╭──
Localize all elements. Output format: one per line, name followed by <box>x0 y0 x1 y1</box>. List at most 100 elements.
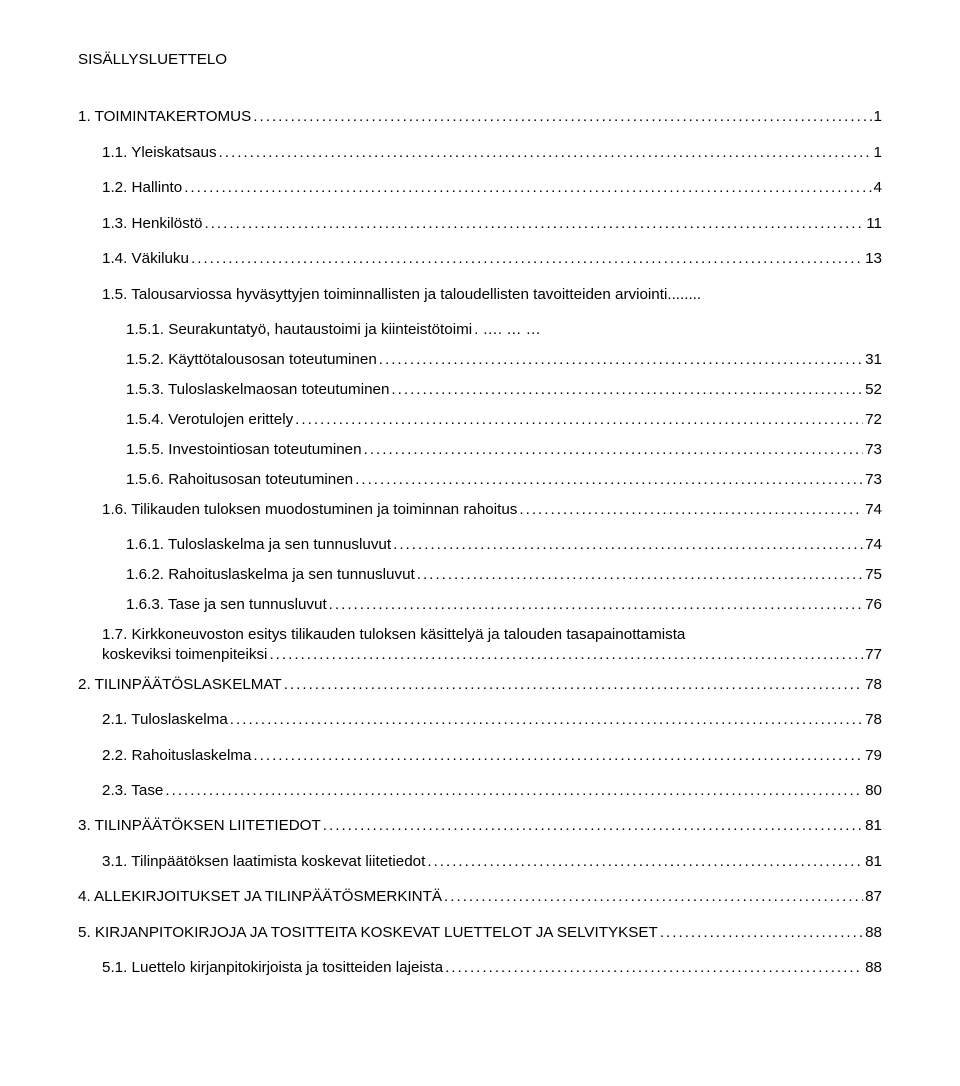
toc-leader-dots <box>295 410 863 429</box>
toc-entry: 1.5.3. Tuloslaskelmaosan toteutuminen 52 <box>78 380 882 399</box>
toc-label: 1.5.3. Tuloslaskelmaosan toteutuminen <box>126 380 389 399</box>
toc-page-number: 80 <box>865 781 882 800</box>
toc-entry: 1.6.3. Tase ja sen tunnusluvut 76 <box>78 595 882 614</box>
toc-label: koskeviksi toimenpiteiksi <box>102 645 267 664</box>
toc-leader-dots <box>269 645 863 664</box>
toc-entry: 1.6.2. Rahoituslaskelma ja sen tunnusluv… <box>78 565 882 584</box>
toc-entry: 3. TILINPÄÄTÖKSEN LIITETIEDOT 81 <box>78 816 882 835</box>
toc-entry: 1.5.4. Verotulojen erittely 72 <box>78 410 882 429</box>
toc-label: 1.5.4. Verotulojen erittely <box>126 410 293 429</box>
toc-entry: 2.2. Rahoituslaskelma 79 <box>78 746 882 765</box>
toc-page-number: 1 <box>874 107 882 126</box>
toc-entry: 1.3. Henkilöstö 11 <box>78 214 882 233</box>
toc-leader-dots <box>284 675 863 694</box>
toc-entry: 5.1. Luettelo kirjanpitokirjoista ja tos… <box>78 958 882 977</box>
toc-leader-dots <box>165 781 863 800</box>
toc-page-number: 78 <box>865 710 882 729</box>
toc-leader-dots <box>444 887 863 906</box>
toc-entry: 1.5.2. Käyttötalousosan toteutuminen 31 <box>78 350 882 369</box>
toc-leader-dots <box>204 214 864 233</box>
toc-page-number: 79 <box>865 746 882 765</box>
toc-page-number: 13 <box>865 249 882 268</box>
toc-page-number: 31 <box>865 350 882 369</box>
toc-entry: 4. ALLEKIRJOITUKSET JA TILINPÄÄTÖSMERKIN… <box>78 887 882 906</box>
toc-leader-dots <box>445 958 863 977</box>
toc-label: 1.5.1. Seurakuntatyö, hautaustoimi ja ki… <box>126 320 472 339</box>
toc-page-number: 52 <box>865 380 882 399</box>
toc-label: 1.6.2. Rahoituslaskelma ja sen tunnusluv… <box>126 565 415 584</box>
toc-entry: 1.6. Tilikauden tuloksen muodostuminen j… <box>78 500 882 519</box>
toc-label: 1.5.2. Käyttötalousosan toteutuminen <box>126 350 377 369</box>
toc-page-number: 72 <box>865 410 882 429</box>
toc-leader-dots <box>364 440 864 459</box>
toc-page-number: 74 <box>865 535 882 554</box>
toc-leader-dots <box>191 249 863 268</box>
toc-page-number: 73 <box>865 470 882 489</box>
toc-label: 3. TILINPÄÄTÖKSEN LIITETIEDOT <box>78 816 321 835</box>
toc-leader-dots <box>323 816 863 835</box>
toc-label: 1.5.6. Rahoitusosan toteutuminen <box>126 470 353 489</box>
toc-entry: 1.5.5. Investointiosan toteutuminen 73 <box>78 440 882 459</box>
toc-page-number: 76 <box>865 595 882 614</box>
toc-leader-dots <box>417 565 863 584</box>
toc-entry: 5. KIRJANPITOKIRJOJA JA TOSITTEITA KOSKE… <box>78 923 882 942</box>
toc-entry: 1.5. Talousarviossa hyväsyttyjen toiminn… <box>78 285 882 304</box>
toc-entry: 1.6.1. Tuloslaskelma ja sen tunnusluvut 7… <box>78 535 882 554</box>
toc-label: 2.1. Tuloslaskelma <box>102 710 228 729</box>
toc-page-number: 87 <box>865 887 882 906</box>
toc-leader-dots <box>660 923 863 942</box>
toc-leader-dots <box>253 746 863 765</box>
toc-page-number: 81 <box>865 816 882 835</box>
toc-title: SISÄLLYSLUETTELO <box>78 50 882 69</box>
toc-label: 2.2. Rahoituslaskelma <box>102 746 251 765</box>
toc-ellipsis: ........ <box>667 285 701 304</box>
toc-entry: 1.5.6. Rahoitusosan toteutuminen 73 <box>78 470 882 489</box>
toc-label: 1. TOIMINTAKERTOMUS <box>78 107 251 126</box>
toc-label: 1.6.1. Tuloslaskelma ja sen tunnusluvut <box>126 535 391 554</box>
toc-page-number: 74 <box>865 500 882 519</box>
toc-label: 2. TILINPÄÄTÖSLASKELMAT <box>78 675 282 694</box>
toc-entry: 1.2. Hallinto4 <box>78 178 882 197</box>
toc-page-number: 78 <box>865 675 882 694</box>
toc-leader-dots <box>427 852 863 871</box>
toc-label: 1.1. Yleiskatsaus <box>102 143 217 162</box>
toc-leader-dots <box>379 350 863 369</box>
toc-ellipsis: . …. … … <box>474 320 541 339</box>
toc-leader-dots <box>253 107 871 126</box>
toc-label: 1.7. Kirkkoneuvoston esitys tilikauden t… <box>102 625 882 644</box>
toc-page-number: 1 <box>874 143 882 162</box>
toc-entry: 1.5.1. Seurakuntatyö, hautaustoimi ja ki… <box>78 320 882 339</box>
toc-label: 1.6.3. Tase ja sen tunnusluvut <box>126 595 327 614</box>
toc-leader-dots <box>230 710 863 729</box>
toc-label: 4. ALLEKIRJOITUKSET JA TILINPÄÄTÖSMERKIN… <box>78 887 442 906</box>
toc-label: 1.5.5. Investointiosan toteutuminen <box>126 440 362 459</box>
toc-entry: 1.7. Kirkkoneuvoston esitys tilikauden t… <box>78 625 882 664</box>
toc-leader-dots <box>329 595 863 614</box>
toc-label: 5.1. Luettelo kirjanpitokirjoista ja tos… <box>102 958 443 977</box>
toc-entry: 2.1. Tuloslaskelma 78 <box>78 710 882 729</box>
toc-entry: 1. TOIMINTAKERTOMUS 1 <box>78 107 882 126</box>
toc-page-number: 81 <box>865 852 882 871</box>
toc-list: 1. TOIMINTAKERTOMUS11.1. Yleiskatsaus11.… <box>78 107 882 977</box>
toc-label: 3.1. Tilinpäätöksen laatimista koskevat … <box>102 852 425 871</box>
toc-leader-dots <box>355 470 863 489</box>
toc-label: 1.3. Henkilöstö <box>102 214 202 233</box>
toc-page-number: 77 <box>865 645 882 664</box>
toc-label: 1.4. Väkiluku <box>102 249 189 268</box>
toc-label: 5. KIRJANPITOKIRJOJA JA TOSITTEITA KOSKE… <box>78 923 658 942</box>
toc-entry: 2.3. Tase 80 <box>78 781 882 800</box>
toc-entry: 2. TILINPÄÄTÖSLASKELMAT 78 <box>78 675 882 694</box>
toc-leader-dots <box>391 380 863 399</box>
toc-leader-dots <box>393 535 863 554</box>
toc-label: 1.2. Hallinto <box>102 178 182 197</box>
toc-page-number: 88 <box>865 923 882 942</box>
toc-label: 1.6. Tilikauden tuloksen muodostuminen j… <box>102 500 517 519</box>
toc-page-number: 88 <box>865 958 882 977</box>
toc-page-number: 11 <box>866 214 882 233</box>
toc-label: 2.3. Tase <box>102 781 163 800</box>
toc-leader-dots <box>184 178 871 197</box>
toc-entry: 1.4. Väkiluku 13 <box>78 249 882 268</box>
toc-page-number: 75 <box>865 565 882 584</box>
toc-page-number: 73 <box>865 440 882 459</box>
toc-entry: 3.1. Tilinpäätöksen laatimista koskevat … <box>78 852 882 871</box>
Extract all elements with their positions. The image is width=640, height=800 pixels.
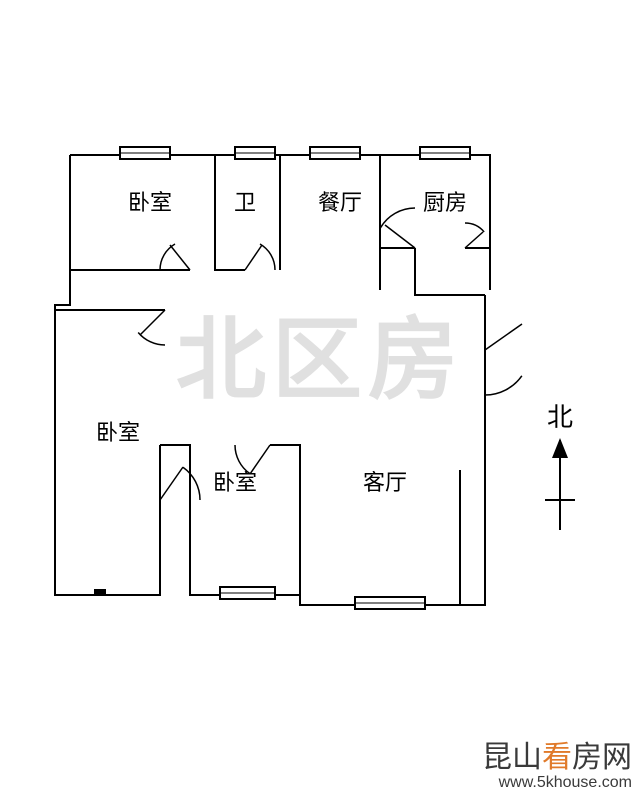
- label-bedroom-left: 卧室: [96, 420, 140, 445]
- compass-label: 北: [547, 403, 573, 432]
- logo-url: www.5khouse.com: [482, 774, 632, 792]
- logo-cn: 昆山看房网: [482, 741, 632, 774]
- logo-cn-part-1: 看: [542, 741, 572, 774]
- watermark-text: 北区房: [176, 312, 464, 411]
- label-living: 客厅: [363, 470, 407, 495]
- floor-plan: 北区房 卧室 卫 餐厅 厨房 卧室 卧室 客厅 北: [0, 0, 640, 800]
- site-logo: 昆山看房网 www.5khouse.com: [482, 741, 632, 792]
- label-kitchen: 厨房: [423, 190, 467, 215]
- logo-cn-part-0: 昆山: [482, 741, 542, 774]
- label-bathroom: 卫: [234, 190, 256, 215]
- compass: 北: [545, 403, 575, 530]
- label-dining: 餐厅: [318, 190, 362, 215]
- label-bedroom-top: 卧室: [128, 190, 172, 215]
- logo-cn-part-2: 房网: [572, 741, 632, 774]
- label-bedroom-mid: 卧室: [213, 470, 257, 495]
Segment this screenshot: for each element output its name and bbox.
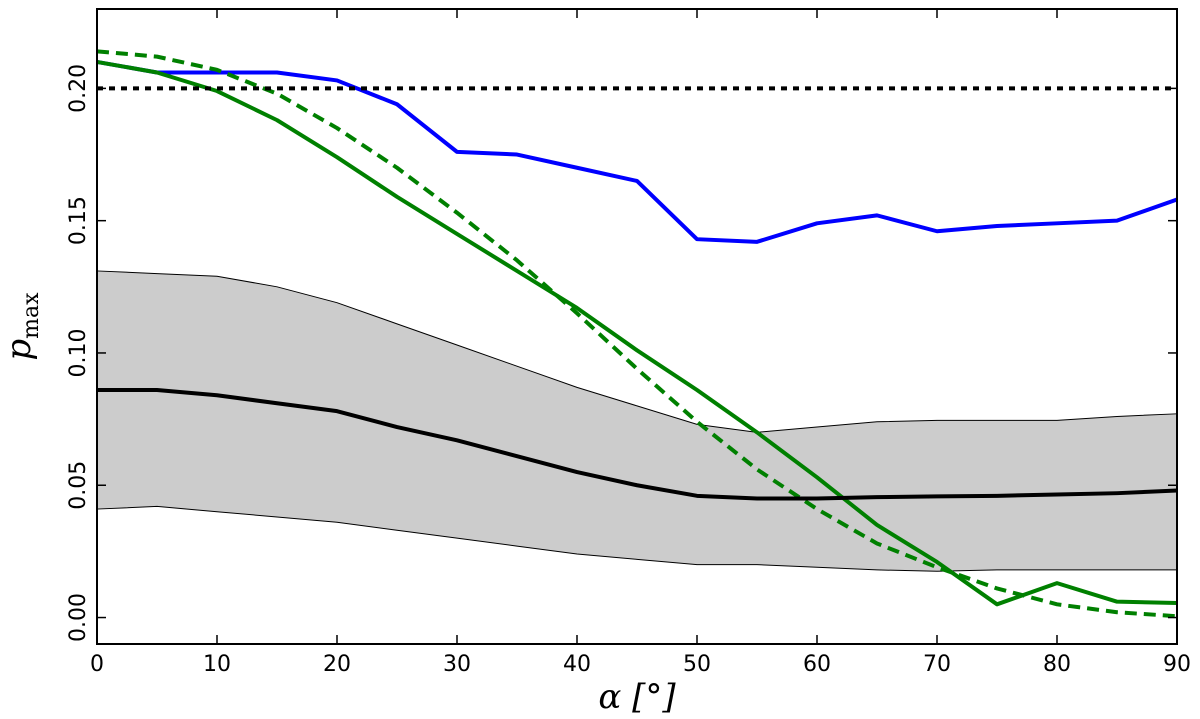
x-tick-label: 40 [563, 652, 591, 677]
y-axis-label-subscript: max [19, 292, 44, 339]
y-tick-label: 0.05 [66, 461, 91, 510]
y-axis-label-main: p [0, 339, 39, 361]
band-upper-edge [96, 270, 1178, 433]
band-fill [97, 270, 1177, 572]
y-tick-label: 0.10 [66, 328, 91, 377]
x-tick-label: 30 [443, 652, 471, 677]
tick-layer [96, 9, 1178, 644]
y-tick-label: 0.00 [66, 593, 91, 642]
x-tick-label: 90 [1163, 652, 1191, 677]
x-tick-label: 70 [923, 652, 951, 677]
x-tick-label: 20 [323, 652, 351, 677]
x-tick-label: 60 [803, 652, 831, 677]
series-line-4 [97, 388, 1178, 501]
series-line-3 [96, 49, 1178, 619]
x-tick-label: 80 [1043, 652, 1071, 677]
x-tick-label: 50 [683, 652, 711, 677]
y-axis-label: pmax [0, 292, 44, 361]
band-layer [96, 270, 1178, 572]
series-line-2 [96, 59, 1178, 607]
y-tick-label: 0.20 [66, 64, 91, 113]
series-layer [96, 49, 1178, 619]
tick-label-layer: 0 10 20 30 40 50 60 70 80 90 0.00 0.05 0.10 0.15 0.20 [66, 64, 1191, 677]
band-lower-edge [96, 505, 1177, 572]
plot-frame [96, 8, 1178, 645]
y-tick-label: 0.15 [66, 196, 91, 245]
x-tick-label: 10 [203, 652, 231, 677]
x-tick-label: 0 [90, 652, 104, 677]
x-axis-label: α [°] [598, 677, 676, 717]
series-line-1 [96, 59, 1178, 244]
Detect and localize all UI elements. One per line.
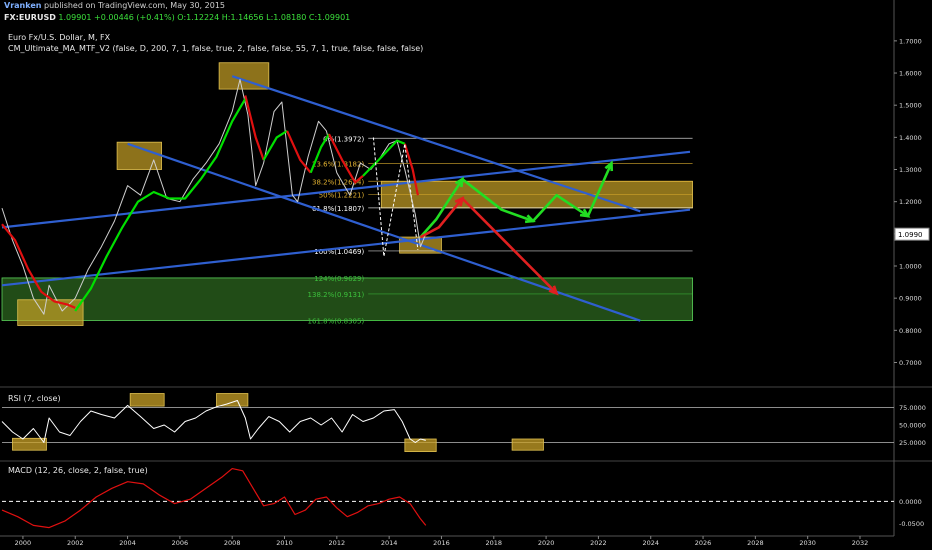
╰──
In the listing above, copy out word for word the lines starting with the one that contains "x-tick-label: 40 [563, 652, 591, 677]" and going on through the one that contains "x-tick-label: 90 [1163, 652, 1191, 677]", including both of those lines.

x-tick-label: 40 [563, 652, 591, 677]
y-axis-label-subscript: max [19, 292, 44, 339]
y-tick-label: 0.05 [66, 461, 91, 510]
y-axis-label-main: p [0, 339, 39, 361]
band-upper-edge [96, 270, 1178, 433]
band-fill [97, 270, 1177, 572]
y-tick-label: 0.10 [66, 328, 91, 377]
x-tick-label: 30 [443, 652, 471, 677]
tick-layer [96, 9, 1178, 644]
y-tick-label: 0.00 [66, 593, 91, 642]
x-tick-label: 90 [1163, 652, 1191, 677]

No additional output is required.